• [Exercise data]:
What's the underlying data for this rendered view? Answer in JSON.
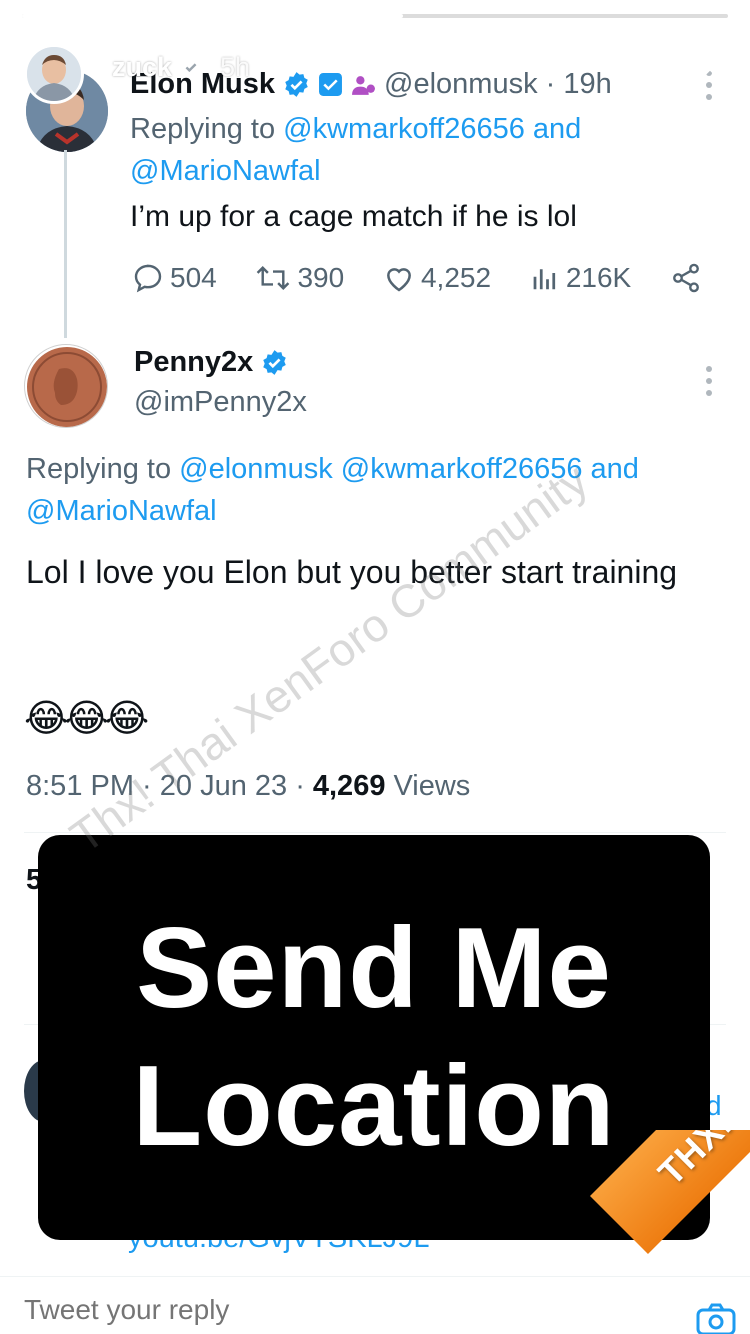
{
  "story": {
    "username": "zuck",
    "time": "5h",
    "progress": 0.54
  },
  "tweet1": {
    "name": "Elon Musk",
    "handle_time": "@elonmusk · 19h",
    "replying_prefix": "Replying to",
    "replying_handle1": "@kwmarkoff26656",
    "replying_and": "and",
    "replying_handle2": "@MarioNawfal",
    "text": "I’m up for a cage match if he is lol",
    "replies": "504",
    "retweets": "390",
    "likes": "4,252",
    "views": "216K"
  },
  "tweet2": {
    "name": "Penny2x",
    "handle": "@imPenny2x",
    "replying_prefix": "Replying to",
    "replying_handle1": "@elonmusk",
    "replying_handle2": "@kwmarkoff26656",
    "replying_and": "and",
    "replying_handle3": "@MarioNawfal",
    "text": "Lol I love you Elon but you better start training",
    "emoji": "😂😂😂",
    "time_date": "8:51 PM · 20 Jun 23 ·",
    "views_count": "4,269",
    "views_label": "Views"
  },
  "hidden_fragments": {
    "stat_digit": "5",
    "letter_d": "d",
    "link_partial": "youtu.be/GvjVTSKLJ9L"
  },
  "overlay": {
    "line1": "Send Me",
    "line2": "Location"
  },
  "watermark": "Thx! Thai XenForo Community",
  "badge": "THXF.ORG",
  "composer": {
    "placeholder": "Tweet your reply"
  },
  "colors": {
    "link": "#1d9bf0",
    "verified": "#1d9bf0",
    "secondary_text": "#536471",
    "badge_orange": "#f39325",
    "overlay_bg": "#000000"
  },
  "icons": [
    "close-icon",
    "verified-badge-icon",
    "more-options-icon",
    "reply-icon",
    "retweet-icon",
    "like-icon",
    "views-icon",
    "share-icon",
    "camera-icon"
  ]
}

• [Exercise directions]: Every record above should be transcribed exactly; the pictures stay out of the copy.

• [Written solution]:
What's the underlying data for this rendered view? Answer in JSON.
{
  "story": {
    "username": "zuck",
    "time": "5h",
    "progress": 0.54
  },
  "tweet1": {
    "name": "Elon Musk",
    "handle_time": "@elonmusk · 19h",
    "replying_prefix": "Replying to",
    "replying_handle1": "@kwmarkoff26656",
    "replying_and": "and",
    "replying_handle2": "@MarioNawfal",
    "text": "I’m up for a cage match if he is lol",
    "replies": "504",
    "retweets": "390",
    "likes": "4,252",
    "views": "216K"
  },
  "tweet2": {
    "name": "Penny2x",
    "handle": "@imPenny2x",
    "replying_prefix": "Replying to",
    "replying_handle1": "@elonmusk",
    "replying_handle2": "@kwmarkoff26656",
    "replying_and": "and",
    "replying_handle3": "@MarioNawfal",
    "text": "Lol I love you Elon but you better start training",
    "emoji": "😂😂😂",
    "time_date": "8:51 PM · 20 Jun 23 ·",
    "views_count": "4,269",
    "views_label": "Views"
  },
  "hidden_fragments": {
    "stat_digit": "5",
    "letter_d": "d",
    "link_partial": "youtu.be/GvjVTSKLJ9L"
  },
  "overlay": {
    "line1": "Send Me",
    "line2": "Location"
  },
  "watermark": "Thx! Thai XenForo Community",
  "badge": "THXF.ORG",
  "composer": {
    "placeholder": "Tweet your reply"
  },
  "colors": {
    "link": "#1d9bf0",
    "verified": "#1d9bf0",
    "secondary_text": "#536471",
    "badge_orange": "#f39325",
    "overlay_bg": "#000000"
  },
  "icons": [
    "close-icon",
    "verified-badge-icon",
    "more-options-icon",
    "reply-icon",
    "retweet-icon",
    "like-icon",
    "views-icon",
    "share-icon",
    "camera-icon"
  ]
}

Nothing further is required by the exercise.